[THE TASK]
Below are some records. Pull every line that contains the word "Definire".

(Stored data entries)
━━━━━━━━

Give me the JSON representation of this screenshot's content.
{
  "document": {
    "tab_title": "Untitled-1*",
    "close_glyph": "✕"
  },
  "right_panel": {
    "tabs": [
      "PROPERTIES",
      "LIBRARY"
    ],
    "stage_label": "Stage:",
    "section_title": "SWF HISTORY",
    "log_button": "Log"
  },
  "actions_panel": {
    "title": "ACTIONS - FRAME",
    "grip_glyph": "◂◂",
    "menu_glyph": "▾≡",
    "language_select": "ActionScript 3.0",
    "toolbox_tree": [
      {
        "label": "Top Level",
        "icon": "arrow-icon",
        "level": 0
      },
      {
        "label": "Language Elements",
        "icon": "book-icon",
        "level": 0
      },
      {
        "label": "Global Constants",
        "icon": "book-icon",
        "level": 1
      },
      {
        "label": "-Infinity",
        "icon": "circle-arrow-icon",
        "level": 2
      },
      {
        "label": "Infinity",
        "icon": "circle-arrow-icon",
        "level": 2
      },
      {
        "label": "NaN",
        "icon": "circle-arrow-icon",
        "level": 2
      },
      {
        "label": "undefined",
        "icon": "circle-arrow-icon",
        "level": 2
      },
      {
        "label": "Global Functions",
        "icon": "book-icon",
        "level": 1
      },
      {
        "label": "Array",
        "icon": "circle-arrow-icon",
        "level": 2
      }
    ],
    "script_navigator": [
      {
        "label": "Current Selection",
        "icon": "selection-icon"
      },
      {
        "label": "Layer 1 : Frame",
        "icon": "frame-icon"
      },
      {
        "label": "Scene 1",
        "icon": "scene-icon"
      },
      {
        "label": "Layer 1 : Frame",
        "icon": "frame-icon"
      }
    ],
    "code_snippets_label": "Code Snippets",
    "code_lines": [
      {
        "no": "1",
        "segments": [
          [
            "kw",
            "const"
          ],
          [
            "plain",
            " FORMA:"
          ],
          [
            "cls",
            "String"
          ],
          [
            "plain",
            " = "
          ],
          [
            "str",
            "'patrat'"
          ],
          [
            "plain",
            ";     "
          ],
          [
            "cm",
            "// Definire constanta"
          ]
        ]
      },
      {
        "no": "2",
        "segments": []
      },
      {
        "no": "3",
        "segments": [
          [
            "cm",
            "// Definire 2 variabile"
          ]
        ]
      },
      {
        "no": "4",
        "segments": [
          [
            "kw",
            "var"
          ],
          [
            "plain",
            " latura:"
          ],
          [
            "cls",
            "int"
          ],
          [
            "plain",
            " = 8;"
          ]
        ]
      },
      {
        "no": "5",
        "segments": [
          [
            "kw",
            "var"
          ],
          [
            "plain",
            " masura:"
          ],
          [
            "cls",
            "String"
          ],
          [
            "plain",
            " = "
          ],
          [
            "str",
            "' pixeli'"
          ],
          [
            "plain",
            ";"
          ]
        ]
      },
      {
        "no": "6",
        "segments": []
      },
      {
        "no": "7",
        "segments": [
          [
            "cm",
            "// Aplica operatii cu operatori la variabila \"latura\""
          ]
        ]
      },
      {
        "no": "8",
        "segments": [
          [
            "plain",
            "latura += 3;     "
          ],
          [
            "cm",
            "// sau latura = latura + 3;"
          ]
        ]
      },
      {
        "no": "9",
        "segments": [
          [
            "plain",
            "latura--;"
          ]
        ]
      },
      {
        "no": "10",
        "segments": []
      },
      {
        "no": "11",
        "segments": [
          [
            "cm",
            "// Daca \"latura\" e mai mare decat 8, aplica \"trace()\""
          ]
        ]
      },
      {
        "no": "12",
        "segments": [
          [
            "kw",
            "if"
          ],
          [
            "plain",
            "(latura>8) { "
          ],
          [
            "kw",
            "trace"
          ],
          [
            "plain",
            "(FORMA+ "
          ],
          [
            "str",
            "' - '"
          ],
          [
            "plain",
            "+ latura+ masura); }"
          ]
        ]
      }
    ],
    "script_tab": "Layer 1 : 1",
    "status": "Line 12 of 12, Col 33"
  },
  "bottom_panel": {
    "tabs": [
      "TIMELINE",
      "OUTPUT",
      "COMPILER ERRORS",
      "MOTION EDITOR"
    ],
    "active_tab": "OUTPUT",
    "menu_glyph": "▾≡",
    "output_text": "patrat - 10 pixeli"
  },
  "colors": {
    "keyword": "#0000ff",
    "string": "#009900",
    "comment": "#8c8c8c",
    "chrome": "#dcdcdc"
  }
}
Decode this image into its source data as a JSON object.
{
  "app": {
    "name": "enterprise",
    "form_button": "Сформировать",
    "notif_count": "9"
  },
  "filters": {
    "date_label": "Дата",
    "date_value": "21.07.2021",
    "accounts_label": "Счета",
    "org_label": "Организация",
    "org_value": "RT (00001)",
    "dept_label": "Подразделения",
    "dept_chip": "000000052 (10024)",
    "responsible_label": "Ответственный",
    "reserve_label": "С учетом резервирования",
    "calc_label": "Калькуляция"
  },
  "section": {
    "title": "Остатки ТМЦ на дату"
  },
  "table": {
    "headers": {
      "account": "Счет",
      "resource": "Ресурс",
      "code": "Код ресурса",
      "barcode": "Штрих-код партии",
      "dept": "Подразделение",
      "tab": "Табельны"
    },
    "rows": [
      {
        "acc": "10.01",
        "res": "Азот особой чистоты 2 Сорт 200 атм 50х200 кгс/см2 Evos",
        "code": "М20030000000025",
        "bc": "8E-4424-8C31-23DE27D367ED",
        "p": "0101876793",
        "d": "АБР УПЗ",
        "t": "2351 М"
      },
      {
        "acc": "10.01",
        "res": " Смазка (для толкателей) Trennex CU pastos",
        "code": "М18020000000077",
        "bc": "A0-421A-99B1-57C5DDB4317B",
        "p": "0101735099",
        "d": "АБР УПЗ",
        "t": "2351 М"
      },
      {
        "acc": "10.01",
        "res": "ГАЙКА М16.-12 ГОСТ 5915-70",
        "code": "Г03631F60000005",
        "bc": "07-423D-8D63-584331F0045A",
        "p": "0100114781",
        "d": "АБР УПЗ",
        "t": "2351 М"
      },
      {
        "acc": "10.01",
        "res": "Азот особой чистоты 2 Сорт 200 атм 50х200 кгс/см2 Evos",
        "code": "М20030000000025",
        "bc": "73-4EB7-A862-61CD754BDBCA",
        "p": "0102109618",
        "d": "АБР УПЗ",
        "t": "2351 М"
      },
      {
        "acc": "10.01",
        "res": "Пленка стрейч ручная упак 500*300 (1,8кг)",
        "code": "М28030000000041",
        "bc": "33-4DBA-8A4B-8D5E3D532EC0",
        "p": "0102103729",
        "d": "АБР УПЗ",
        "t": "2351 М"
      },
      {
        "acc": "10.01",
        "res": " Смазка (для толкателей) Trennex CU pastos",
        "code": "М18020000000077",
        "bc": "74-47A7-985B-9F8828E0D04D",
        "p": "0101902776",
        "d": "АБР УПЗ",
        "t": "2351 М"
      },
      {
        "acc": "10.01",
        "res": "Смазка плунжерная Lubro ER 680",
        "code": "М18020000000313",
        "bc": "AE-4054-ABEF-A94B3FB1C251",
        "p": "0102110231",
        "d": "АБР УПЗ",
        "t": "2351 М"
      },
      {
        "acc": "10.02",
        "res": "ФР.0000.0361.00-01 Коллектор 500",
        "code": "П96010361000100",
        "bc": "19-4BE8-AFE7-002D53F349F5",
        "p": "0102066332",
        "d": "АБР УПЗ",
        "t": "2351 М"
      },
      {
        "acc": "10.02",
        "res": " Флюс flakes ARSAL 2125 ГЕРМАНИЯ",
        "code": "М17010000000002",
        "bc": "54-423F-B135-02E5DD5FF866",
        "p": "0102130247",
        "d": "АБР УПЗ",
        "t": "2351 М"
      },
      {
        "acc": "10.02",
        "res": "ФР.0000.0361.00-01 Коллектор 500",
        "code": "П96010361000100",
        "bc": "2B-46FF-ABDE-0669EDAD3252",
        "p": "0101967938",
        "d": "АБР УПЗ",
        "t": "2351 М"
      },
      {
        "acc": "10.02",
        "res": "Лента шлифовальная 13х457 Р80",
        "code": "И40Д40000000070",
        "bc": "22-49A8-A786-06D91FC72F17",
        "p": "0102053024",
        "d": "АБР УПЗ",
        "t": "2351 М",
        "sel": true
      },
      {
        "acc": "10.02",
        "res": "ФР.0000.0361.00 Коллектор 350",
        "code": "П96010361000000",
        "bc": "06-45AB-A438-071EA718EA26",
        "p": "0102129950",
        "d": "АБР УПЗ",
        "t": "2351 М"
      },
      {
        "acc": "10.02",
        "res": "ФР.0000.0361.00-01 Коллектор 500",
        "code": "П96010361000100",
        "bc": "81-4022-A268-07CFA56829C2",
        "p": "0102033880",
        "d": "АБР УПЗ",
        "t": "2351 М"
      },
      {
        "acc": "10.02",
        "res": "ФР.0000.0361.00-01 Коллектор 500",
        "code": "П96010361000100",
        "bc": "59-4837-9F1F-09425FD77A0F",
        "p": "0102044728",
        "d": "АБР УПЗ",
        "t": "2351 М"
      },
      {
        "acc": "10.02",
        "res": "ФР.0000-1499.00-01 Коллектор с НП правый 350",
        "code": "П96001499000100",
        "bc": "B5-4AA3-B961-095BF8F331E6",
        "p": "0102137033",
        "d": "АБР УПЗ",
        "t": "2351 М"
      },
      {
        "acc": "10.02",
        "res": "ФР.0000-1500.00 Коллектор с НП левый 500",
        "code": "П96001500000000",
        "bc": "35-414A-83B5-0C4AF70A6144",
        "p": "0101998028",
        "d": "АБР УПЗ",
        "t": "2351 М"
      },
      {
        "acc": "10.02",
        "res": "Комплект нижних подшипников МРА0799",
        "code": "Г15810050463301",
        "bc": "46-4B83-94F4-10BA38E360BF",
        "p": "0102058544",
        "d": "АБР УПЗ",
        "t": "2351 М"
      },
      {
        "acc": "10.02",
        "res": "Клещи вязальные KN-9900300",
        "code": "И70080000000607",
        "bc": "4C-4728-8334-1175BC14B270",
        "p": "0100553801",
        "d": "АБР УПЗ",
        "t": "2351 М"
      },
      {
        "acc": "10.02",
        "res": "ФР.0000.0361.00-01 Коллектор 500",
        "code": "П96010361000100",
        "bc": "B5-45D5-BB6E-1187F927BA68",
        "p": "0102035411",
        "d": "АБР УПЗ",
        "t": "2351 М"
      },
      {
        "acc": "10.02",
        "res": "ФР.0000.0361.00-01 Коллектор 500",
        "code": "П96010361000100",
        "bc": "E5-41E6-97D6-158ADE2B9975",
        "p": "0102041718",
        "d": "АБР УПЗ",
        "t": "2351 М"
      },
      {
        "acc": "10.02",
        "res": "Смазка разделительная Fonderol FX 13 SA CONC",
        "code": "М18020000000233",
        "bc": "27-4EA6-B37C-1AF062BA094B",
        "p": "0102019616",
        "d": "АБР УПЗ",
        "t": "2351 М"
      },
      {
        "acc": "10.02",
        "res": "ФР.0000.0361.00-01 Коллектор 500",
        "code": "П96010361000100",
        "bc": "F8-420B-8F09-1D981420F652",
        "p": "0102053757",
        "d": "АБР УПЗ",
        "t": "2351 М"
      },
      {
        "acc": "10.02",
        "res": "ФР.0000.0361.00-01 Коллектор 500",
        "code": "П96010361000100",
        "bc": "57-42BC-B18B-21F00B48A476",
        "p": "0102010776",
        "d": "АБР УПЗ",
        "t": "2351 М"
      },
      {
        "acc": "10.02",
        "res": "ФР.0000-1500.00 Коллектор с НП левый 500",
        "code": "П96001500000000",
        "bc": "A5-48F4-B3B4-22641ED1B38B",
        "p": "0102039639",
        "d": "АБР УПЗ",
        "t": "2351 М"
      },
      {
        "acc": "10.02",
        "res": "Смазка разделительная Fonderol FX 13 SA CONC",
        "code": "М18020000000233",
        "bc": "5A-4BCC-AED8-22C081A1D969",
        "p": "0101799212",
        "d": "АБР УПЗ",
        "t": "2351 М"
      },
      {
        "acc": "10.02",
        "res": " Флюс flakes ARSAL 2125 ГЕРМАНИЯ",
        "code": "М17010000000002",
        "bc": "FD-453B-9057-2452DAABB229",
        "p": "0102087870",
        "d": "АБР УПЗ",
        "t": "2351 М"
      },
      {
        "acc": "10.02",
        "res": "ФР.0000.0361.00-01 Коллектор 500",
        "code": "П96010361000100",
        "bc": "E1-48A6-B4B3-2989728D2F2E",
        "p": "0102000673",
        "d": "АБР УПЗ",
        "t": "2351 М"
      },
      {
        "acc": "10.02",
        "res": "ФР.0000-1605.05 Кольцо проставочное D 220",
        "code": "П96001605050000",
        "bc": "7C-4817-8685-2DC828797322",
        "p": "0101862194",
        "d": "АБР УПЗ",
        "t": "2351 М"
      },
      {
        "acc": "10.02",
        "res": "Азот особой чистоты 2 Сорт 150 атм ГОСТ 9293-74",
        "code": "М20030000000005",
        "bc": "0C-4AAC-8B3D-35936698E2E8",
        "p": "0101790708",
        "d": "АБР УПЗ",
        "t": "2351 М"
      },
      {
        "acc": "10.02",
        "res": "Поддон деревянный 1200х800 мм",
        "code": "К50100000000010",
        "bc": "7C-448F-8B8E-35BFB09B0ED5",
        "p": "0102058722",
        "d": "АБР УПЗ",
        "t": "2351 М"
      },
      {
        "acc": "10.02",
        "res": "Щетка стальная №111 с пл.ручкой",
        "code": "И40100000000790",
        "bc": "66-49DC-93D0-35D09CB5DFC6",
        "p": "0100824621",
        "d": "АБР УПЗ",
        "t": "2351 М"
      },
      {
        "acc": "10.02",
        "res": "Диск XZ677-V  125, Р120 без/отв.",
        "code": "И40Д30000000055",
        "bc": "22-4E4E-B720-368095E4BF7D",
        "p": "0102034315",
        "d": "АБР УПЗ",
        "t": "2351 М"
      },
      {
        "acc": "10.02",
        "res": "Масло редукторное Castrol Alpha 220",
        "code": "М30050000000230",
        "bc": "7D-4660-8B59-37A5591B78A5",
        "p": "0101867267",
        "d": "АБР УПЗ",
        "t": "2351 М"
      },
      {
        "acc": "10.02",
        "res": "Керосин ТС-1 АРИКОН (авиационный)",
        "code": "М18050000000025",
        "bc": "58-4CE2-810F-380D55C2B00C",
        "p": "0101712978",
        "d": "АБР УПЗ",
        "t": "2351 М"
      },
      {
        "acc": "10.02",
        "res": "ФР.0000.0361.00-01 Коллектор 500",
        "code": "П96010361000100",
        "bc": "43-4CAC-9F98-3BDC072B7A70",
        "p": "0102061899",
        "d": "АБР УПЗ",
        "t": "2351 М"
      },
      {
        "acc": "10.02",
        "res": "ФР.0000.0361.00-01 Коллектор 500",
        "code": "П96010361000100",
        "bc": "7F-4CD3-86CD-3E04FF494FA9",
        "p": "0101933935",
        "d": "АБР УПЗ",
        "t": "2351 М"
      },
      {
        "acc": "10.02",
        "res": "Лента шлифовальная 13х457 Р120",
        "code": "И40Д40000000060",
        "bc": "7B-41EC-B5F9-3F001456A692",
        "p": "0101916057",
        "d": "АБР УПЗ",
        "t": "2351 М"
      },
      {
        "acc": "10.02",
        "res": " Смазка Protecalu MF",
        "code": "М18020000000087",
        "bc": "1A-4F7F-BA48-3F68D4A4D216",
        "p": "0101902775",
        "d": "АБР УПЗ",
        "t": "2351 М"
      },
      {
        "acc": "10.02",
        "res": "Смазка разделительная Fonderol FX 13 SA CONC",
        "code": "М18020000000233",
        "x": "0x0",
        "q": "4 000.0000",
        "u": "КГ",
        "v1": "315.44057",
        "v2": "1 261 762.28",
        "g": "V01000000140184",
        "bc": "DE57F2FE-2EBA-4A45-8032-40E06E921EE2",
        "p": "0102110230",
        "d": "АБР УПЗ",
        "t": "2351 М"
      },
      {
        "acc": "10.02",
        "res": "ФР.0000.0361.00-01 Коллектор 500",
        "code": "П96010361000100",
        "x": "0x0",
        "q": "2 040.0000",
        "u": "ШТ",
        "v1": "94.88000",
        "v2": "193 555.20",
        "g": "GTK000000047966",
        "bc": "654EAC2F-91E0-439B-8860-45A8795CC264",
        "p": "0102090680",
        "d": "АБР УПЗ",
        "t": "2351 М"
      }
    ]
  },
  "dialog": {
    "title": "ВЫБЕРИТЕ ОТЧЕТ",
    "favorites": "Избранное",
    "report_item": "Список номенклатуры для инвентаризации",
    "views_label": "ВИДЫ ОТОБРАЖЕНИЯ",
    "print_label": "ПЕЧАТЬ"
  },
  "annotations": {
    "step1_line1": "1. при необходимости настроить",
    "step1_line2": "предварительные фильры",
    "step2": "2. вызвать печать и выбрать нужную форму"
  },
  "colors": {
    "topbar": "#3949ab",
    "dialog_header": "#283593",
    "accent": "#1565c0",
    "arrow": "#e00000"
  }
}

━━━━━━━━

[THE ANSWER]
            "// Definire constanta"
            "// Definire 2 variabile"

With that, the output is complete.